### [WHAT TO DO]
Restate each record below word for word, skipping images.

* * *

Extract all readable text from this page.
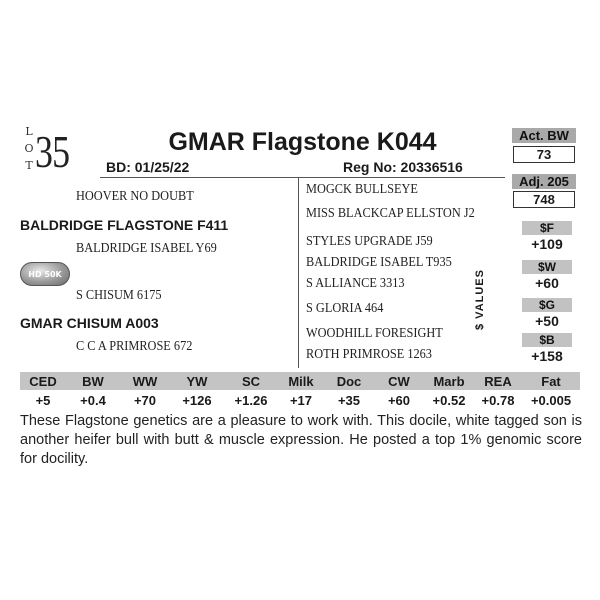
L
O
T 35	GMAR Flagstone K044
BD: 01/25/22	Reg No: 20336516
HOOVER NO DOUBT
BALDRIDGE FLAGSTONE F411
BALDRIDGE ISABEL Y69
HD 50K
S CHISUM 6175
GMAR CHISUM A003
C C A PRIMROSE 672
MOGCK BULLSEYE
MISS BLACKCAP ELLSTON J2
STYLES UPGRADE J59
BALDRIDGE ISABEL T935
S ALLIANCE 3313
S GLORIA 464
WOODHILL FORESIGHT
ROTH PRIMROSE 1263
Act. BW
73
Adj. 205
748
$ VALUES
$F
+109
$W
+60
$G
+50
$B
+158
CED	BW	WW	YW	SC	Milk	Doc	CW	Marb	REA	Fat
+5	+0.4	+70	+126	+1.26	+17	+35	+60	+0.52	+0.78	+0.005
These Flagstone genetics are a pleasure to work with. This docile, white tagged son is another heifer bull with butt & muscle expression. He posted a top 1% genomic score for docility.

* * *

### [ANSWER BOX]
Extract all readable text from this page.
L
O
T 35	GMAR Flagstone K044
BD: 01/25/22	Reg No: 20336516
HOOVER NO DOUBT
BALDRIDGE FLAGSTONE F411
BALDRIDGE ISABEL Y69
HD 50K
S CHISUM 6175
GMAR CHISUM A003
C C A PRIMROSE 672
MOGCK BULLSEYE
MISS BLACKCAP ELLSTON J2
STYLES UPGRADE J59
BALDRIDGE ISABEL T935
S ALLIANCE 3313
S GLORIA 464
WOODHILL FORESIGHT
ROTH PRIMROSE 1263
Act. BW
73
Adj. 205
748
$ VALUES
$F
+109
$W
+60
$G
+50
$B
+158
CED	BW	WW	YW	SC	Milk	Doc	CW	Marb	REA	Fat
+5	+0.4	+70	+126	+1.26	+17	+35	+60	+0.52	+0.78	+0.005
These Flagstone genetics are a pleasure to work with. This docile, white tagged son is another heifer bull with butt & muscle expression. He posted a top 1% genomic score for docility.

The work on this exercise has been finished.